STORED DATA:
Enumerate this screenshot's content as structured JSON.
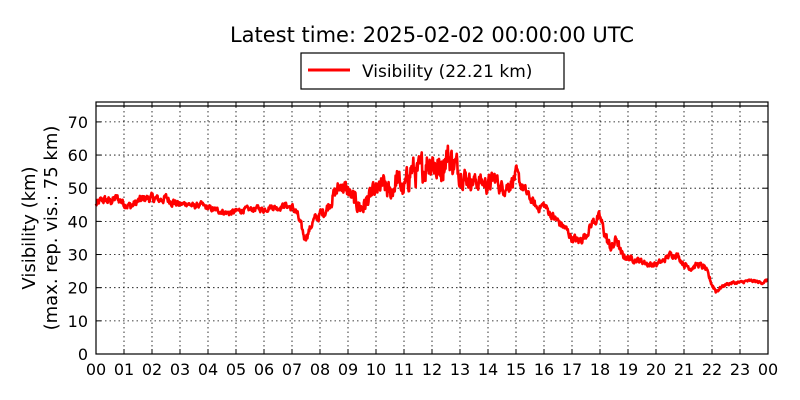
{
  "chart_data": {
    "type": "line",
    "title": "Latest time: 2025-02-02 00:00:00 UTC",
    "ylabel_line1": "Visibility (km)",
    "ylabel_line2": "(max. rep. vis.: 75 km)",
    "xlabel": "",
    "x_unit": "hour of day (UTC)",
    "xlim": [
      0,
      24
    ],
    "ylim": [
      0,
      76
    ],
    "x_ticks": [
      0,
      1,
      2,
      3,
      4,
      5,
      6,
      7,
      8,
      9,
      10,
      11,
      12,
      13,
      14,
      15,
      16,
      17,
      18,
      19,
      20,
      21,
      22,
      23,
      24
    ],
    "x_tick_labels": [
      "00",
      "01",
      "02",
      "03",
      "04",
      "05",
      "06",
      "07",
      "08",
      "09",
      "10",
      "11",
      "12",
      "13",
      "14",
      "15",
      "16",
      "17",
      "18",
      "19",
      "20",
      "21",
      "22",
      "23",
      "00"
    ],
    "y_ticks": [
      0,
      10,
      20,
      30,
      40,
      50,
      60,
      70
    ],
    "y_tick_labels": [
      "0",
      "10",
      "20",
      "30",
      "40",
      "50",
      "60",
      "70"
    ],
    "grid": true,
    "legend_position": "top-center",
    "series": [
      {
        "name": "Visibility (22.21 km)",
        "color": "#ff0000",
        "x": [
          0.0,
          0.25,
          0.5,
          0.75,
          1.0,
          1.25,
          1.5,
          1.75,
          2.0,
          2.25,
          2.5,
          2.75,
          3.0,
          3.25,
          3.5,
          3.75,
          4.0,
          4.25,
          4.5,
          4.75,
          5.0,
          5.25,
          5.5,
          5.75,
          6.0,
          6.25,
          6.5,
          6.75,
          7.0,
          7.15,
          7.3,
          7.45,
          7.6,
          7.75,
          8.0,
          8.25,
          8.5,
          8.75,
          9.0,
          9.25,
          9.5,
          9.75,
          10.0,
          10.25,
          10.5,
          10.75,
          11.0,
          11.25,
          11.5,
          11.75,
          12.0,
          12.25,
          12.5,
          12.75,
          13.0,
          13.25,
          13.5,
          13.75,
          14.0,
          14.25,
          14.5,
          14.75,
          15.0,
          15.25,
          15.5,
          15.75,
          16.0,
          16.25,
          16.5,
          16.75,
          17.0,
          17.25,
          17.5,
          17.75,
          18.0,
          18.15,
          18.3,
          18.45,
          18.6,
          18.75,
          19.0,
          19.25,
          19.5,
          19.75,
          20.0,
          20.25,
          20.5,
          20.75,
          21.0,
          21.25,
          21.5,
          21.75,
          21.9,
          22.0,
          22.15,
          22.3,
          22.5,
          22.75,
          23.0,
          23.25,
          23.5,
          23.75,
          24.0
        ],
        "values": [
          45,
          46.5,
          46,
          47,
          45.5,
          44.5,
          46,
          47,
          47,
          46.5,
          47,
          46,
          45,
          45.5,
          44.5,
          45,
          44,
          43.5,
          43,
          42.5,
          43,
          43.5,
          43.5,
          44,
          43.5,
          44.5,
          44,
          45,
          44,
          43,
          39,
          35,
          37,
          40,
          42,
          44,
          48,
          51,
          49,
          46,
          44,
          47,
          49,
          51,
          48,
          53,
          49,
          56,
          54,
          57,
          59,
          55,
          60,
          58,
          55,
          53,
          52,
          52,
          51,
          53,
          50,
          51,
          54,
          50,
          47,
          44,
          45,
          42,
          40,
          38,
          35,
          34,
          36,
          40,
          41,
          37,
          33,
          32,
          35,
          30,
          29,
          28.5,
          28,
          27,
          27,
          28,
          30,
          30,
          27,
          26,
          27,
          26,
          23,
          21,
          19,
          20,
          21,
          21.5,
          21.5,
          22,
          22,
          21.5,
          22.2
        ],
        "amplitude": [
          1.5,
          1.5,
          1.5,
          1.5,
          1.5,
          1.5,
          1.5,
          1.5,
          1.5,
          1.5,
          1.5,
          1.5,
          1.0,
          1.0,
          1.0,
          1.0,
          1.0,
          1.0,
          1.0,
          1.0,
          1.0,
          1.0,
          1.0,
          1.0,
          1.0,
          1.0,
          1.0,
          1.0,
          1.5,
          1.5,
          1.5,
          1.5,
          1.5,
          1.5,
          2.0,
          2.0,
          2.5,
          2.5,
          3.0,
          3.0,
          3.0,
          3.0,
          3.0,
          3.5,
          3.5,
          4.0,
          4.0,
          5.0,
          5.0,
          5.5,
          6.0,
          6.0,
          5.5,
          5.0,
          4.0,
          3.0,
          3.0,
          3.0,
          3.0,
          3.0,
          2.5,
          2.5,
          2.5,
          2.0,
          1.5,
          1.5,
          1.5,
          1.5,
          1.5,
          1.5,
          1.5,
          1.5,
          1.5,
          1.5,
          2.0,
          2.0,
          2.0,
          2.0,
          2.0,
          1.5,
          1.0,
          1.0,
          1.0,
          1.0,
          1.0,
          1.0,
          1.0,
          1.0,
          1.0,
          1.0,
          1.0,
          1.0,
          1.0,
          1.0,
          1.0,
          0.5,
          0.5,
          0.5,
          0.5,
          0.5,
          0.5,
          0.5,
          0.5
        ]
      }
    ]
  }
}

==

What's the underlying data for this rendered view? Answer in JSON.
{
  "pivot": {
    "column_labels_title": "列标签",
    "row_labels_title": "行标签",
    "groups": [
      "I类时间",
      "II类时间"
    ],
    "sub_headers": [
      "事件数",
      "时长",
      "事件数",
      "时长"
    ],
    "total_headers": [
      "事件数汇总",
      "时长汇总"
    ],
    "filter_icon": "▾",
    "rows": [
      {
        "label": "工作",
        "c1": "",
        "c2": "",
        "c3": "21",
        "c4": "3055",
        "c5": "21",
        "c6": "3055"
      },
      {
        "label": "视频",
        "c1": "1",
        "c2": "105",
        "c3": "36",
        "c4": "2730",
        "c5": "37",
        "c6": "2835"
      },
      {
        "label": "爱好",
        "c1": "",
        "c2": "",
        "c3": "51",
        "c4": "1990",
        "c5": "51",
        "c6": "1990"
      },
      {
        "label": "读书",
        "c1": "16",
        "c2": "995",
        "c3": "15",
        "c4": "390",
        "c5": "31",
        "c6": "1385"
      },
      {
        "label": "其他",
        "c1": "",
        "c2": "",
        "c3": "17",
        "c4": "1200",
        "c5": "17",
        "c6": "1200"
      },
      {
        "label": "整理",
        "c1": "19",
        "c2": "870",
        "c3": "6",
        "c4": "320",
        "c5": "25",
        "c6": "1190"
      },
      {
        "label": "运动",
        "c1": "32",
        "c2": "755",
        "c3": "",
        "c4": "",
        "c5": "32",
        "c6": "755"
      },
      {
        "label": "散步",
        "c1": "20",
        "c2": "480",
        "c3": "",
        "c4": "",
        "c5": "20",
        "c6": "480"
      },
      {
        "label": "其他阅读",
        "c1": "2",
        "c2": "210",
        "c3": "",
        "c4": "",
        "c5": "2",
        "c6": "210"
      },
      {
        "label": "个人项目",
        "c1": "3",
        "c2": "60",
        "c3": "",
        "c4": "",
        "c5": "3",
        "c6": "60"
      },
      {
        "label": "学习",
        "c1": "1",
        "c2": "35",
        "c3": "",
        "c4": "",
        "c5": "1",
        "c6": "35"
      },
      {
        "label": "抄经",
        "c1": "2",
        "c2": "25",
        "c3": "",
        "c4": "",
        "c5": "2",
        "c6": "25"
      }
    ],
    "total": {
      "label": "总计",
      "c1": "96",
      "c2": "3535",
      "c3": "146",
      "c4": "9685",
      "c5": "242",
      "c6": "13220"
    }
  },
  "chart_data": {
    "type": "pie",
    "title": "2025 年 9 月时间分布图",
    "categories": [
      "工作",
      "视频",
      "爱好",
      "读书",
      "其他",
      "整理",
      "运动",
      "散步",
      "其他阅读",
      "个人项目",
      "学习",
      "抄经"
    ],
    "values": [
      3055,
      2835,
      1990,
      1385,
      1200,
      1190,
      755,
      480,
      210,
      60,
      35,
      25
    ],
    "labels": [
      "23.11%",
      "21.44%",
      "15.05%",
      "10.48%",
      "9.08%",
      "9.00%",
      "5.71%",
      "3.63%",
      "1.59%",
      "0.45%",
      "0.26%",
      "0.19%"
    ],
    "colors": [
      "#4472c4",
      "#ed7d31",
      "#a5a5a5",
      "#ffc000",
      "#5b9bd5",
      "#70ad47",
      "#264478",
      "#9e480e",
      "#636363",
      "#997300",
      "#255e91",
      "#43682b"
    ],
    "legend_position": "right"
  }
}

GIVEN REQUEST: Scan the listing above and copy all lines containing the word "Visibility".

COMPLETE ANSWER:
    "ylabel_line1": "Visibility (km)",
        "name": "Visibility (22.21 km)",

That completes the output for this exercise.